— start Records supplied —

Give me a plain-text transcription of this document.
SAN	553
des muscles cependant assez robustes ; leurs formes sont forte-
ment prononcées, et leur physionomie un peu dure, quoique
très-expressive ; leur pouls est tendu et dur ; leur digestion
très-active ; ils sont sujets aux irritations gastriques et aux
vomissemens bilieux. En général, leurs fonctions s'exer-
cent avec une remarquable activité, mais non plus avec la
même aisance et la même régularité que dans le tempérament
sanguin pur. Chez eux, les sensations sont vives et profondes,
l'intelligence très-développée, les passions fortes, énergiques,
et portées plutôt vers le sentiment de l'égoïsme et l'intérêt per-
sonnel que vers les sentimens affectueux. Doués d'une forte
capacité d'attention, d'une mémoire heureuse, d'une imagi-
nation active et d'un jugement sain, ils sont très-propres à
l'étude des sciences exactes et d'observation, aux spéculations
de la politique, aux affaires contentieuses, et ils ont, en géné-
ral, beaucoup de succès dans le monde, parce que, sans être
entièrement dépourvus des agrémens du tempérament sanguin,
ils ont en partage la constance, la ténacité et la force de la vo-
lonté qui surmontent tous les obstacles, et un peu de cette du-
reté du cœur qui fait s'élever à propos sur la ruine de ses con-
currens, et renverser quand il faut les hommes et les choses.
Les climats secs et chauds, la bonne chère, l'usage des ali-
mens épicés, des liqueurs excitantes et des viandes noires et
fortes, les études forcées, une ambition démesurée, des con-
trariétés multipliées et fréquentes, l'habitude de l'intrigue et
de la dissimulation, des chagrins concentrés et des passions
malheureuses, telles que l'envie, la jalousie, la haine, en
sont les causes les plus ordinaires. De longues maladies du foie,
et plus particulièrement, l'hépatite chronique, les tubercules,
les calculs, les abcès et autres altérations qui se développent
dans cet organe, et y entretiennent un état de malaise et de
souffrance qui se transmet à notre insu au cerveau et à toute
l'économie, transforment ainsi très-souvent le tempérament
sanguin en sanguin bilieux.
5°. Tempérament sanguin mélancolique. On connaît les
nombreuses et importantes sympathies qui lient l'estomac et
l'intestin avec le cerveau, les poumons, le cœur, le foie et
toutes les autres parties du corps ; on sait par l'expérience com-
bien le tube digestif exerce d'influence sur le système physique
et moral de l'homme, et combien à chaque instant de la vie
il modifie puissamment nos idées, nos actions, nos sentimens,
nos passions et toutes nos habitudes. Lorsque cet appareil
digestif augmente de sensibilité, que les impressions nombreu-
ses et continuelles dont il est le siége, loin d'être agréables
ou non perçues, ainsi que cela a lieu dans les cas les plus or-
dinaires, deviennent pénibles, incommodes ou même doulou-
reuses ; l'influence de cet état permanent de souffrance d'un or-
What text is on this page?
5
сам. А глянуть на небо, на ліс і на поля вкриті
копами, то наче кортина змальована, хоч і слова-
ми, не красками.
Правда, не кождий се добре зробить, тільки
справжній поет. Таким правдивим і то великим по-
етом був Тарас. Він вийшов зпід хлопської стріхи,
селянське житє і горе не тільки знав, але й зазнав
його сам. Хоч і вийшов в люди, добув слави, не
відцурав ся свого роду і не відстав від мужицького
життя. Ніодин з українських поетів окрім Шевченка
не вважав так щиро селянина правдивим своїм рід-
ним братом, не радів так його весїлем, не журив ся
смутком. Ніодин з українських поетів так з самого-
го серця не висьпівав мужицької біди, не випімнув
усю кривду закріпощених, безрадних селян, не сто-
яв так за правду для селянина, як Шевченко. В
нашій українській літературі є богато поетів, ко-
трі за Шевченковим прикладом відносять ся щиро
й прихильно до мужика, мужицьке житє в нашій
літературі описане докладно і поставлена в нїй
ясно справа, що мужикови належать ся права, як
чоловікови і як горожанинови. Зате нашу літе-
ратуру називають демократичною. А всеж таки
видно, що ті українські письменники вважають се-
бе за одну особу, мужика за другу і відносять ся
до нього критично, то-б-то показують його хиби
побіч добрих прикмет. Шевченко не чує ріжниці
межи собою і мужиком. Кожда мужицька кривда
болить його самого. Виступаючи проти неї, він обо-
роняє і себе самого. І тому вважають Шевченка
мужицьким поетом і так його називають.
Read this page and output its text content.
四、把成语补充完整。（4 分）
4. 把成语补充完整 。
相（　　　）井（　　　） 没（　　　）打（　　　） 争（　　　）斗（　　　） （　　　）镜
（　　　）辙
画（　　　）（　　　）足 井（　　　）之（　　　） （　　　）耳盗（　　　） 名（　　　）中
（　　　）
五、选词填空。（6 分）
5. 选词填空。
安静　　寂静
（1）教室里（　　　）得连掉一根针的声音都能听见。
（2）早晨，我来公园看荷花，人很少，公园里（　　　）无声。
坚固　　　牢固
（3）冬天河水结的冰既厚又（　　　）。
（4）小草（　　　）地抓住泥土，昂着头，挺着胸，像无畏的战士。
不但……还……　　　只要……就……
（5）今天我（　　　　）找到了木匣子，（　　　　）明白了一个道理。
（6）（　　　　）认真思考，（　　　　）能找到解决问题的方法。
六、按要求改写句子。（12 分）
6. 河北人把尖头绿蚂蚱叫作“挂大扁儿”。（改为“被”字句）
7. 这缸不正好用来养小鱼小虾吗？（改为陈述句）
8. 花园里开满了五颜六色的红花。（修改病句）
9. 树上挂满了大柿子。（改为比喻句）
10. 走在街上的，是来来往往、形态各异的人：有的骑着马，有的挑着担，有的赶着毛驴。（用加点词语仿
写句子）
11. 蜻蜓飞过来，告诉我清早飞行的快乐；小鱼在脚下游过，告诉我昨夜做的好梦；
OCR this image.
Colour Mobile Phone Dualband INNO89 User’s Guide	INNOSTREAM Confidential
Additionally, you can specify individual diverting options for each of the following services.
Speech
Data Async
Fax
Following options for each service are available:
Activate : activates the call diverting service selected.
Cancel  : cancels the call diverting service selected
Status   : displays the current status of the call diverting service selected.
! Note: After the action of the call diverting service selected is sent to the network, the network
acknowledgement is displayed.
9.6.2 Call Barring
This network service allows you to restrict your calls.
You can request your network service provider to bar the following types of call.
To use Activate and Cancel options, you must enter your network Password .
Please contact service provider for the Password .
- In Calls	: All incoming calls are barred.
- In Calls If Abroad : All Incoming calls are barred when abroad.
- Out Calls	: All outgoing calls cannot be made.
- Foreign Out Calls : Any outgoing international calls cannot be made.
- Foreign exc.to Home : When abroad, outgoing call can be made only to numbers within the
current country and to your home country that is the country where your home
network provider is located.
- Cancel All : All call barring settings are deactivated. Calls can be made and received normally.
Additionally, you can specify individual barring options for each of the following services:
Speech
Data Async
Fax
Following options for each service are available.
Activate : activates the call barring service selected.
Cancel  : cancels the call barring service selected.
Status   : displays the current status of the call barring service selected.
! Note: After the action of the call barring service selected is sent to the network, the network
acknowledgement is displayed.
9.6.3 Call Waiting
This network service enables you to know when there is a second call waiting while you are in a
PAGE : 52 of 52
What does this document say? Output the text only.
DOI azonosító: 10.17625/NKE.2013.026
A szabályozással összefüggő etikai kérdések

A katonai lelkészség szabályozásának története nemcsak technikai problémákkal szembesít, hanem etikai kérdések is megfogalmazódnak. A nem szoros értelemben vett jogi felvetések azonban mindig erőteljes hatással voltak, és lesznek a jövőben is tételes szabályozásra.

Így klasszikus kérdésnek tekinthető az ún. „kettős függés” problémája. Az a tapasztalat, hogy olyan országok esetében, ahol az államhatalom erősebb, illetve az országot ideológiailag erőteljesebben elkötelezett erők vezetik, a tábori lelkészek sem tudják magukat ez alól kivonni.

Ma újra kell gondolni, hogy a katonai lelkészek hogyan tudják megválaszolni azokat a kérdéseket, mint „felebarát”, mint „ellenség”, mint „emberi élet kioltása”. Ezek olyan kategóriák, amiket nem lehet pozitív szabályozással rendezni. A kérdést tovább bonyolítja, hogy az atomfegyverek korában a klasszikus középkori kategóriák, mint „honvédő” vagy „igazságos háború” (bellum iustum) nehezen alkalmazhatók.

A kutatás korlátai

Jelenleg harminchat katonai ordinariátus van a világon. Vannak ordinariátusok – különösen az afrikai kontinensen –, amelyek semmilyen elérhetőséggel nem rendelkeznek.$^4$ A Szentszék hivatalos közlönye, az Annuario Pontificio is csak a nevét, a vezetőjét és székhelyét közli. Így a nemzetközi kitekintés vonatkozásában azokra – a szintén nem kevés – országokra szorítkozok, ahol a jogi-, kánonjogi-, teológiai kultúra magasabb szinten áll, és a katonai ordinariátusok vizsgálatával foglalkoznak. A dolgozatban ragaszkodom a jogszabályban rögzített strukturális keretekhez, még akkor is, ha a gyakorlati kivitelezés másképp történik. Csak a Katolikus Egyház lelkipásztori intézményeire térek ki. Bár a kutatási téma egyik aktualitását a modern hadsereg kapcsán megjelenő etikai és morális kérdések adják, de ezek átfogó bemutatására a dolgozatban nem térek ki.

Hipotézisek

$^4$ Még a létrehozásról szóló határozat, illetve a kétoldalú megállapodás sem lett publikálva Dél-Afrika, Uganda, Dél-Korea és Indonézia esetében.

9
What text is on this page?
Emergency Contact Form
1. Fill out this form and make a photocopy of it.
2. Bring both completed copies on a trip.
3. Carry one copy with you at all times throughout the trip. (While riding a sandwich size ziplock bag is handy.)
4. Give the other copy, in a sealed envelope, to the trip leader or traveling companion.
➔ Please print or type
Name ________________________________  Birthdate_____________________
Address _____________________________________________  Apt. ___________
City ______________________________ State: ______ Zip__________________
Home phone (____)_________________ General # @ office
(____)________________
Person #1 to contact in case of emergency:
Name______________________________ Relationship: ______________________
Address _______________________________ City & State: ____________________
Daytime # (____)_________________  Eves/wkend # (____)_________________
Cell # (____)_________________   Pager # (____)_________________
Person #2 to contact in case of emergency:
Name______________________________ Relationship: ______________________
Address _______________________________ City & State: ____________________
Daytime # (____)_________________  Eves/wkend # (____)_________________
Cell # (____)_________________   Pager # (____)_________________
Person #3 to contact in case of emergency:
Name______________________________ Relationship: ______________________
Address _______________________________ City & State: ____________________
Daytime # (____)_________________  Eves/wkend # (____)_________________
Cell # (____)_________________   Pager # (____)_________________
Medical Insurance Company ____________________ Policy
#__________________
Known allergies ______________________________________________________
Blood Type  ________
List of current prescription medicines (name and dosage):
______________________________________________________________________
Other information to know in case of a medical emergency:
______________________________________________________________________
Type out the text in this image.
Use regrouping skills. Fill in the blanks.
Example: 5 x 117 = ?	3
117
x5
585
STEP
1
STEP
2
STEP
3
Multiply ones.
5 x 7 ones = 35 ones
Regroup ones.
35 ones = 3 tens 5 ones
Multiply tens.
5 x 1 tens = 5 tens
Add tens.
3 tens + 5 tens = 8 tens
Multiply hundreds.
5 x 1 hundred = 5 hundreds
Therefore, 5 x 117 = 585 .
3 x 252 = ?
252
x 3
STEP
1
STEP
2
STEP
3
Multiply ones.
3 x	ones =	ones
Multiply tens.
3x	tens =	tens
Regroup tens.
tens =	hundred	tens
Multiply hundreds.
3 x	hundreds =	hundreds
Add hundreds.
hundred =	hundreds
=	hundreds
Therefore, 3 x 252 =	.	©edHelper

— end Records supplied —

Give back exactly the lines running from the line containing "Type out the text in this image." through the end of the material above, both included, and nothing beyond them.

## Result below
Type out the text in this image.
Use regrouping skills. Fill in the blanks.
Example: 5 x 117 = ?	3
117
x5
585
STEP
1
STEP
2
STEP
3
Multiply ones.
5 x 7 ones = 35 ones
Regroup ones.
35 ones = 3 tens 5 ones
Multiply tens.
5 x 1 tens = 5 tens
Add tens.
3 tens + 5 tens = 8 tens
Multiply hundreds.
5 x 1 hundred = 5 hundreds
Therefore, 5 x 117 = 585 .
3 x 252 = ?
252
x 3
STEP
1
STEP
2
STEP
3
Multiply ones.
3 x	ones =	ones
Multiply tens.
3x	tens =	tens
Regroup tens.
tens =	hundred	tens
Multiply hundreds.
3 x	hundreds =	hundreds
Add hundreds.
hundred =	hundreds
=	hundreds
Therefore, 3 x 252 =	.	©edHelper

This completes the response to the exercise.